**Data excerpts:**
——

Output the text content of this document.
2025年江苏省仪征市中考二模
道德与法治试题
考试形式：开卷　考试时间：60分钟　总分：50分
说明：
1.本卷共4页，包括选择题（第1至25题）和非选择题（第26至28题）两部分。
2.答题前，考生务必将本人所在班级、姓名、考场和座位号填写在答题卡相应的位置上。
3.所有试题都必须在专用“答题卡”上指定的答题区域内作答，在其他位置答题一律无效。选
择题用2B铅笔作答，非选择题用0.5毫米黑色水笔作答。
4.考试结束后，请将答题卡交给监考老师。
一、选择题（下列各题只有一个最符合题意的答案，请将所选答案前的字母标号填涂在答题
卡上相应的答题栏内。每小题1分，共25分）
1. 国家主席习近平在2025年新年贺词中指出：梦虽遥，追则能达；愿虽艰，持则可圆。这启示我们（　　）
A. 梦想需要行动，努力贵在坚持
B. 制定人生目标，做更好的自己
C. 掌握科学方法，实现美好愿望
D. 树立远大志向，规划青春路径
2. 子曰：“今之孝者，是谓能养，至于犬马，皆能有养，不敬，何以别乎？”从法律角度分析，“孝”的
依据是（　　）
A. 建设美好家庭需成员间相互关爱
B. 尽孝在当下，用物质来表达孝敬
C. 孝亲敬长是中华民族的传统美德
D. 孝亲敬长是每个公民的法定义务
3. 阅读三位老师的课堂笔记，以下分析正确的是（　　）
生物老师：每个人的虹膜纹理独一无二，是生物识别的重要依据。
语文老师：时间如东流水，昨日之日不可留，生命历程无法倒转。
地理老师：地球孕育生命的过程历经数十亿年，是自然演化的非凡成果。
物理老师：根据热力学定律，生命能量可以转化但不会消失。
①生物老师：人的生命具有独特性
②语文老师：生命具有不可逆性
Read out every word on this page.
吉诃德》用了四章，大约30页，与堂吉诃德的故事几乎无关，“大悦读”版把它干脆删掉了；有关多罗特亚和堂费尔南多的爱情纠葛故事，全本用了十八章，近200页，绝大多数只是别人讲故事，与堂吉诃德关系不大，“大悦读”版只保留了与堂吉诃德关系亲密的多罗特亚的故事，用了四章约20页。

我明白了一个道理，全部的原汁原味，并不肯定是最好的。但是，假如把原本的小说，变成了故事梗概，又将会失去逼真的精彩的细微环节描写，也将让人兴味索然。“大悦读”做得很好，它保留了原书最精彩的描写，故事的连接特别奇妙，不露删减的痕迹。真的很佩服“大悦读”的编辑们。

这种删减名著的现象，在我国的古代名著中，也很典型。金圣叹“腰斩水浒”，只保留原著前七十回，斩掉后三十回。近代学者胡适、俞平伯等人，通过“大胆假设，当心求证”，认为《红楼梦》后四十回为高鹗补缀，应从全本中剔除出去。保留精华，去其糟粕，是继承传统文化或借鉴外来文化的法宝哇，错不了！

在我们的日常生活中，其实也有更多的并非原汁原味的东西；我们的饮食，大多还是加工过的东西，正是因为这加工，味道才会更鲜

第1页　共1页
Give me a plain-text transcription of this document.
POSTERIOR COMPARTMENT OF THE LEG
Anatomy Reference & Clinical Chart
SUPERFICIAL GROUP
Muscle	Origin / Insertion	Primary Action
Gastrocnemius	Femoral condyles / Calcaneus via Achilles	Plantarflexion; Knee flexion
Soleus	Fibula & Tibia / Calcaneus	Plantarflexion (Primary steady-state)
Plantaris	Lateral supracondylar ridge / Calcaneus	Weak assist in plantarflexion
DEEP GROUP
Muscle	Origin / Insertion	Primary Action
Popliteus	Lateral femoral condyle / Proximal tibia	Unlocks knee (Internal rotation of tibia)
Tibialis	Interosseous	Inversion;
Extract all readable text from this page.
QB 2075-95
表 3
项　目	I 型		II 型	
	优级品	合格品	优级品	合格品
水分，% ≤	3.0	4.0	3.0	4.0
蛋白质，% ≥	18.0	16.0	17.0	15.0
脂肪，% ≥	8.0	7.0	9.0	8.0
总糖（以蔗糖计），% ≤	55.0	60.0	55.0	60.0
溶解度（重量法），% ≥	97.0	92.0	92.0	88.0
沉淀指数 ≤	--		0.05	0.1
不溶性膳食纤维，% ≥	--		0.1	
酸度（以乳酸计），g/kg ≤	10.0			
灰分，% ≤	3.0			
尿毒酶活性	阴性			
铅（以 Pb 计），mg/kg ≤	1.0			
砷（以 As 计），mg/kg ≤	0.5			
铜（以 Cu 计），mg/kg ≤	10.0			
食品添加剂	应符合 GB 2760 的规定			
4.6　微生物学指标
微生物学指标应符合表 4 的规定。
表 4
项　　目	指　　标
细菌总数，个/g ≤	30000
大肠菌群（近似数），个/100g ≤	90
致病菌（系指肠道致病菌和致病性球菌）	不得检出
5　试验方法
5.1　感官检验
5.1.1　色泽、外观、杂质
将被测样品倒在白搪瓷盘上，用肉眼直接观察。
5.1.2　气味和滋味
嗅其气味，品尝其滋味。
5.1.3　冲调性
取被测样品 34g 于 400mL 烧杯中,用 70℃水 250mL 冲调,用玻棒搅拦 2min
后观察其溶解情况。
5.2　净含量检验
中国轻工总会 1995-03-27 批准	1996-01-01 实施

——

**Written task:** Check each line above for the string "text" and report how many lines have it, giving only the number.

**Solution for this problem:** 3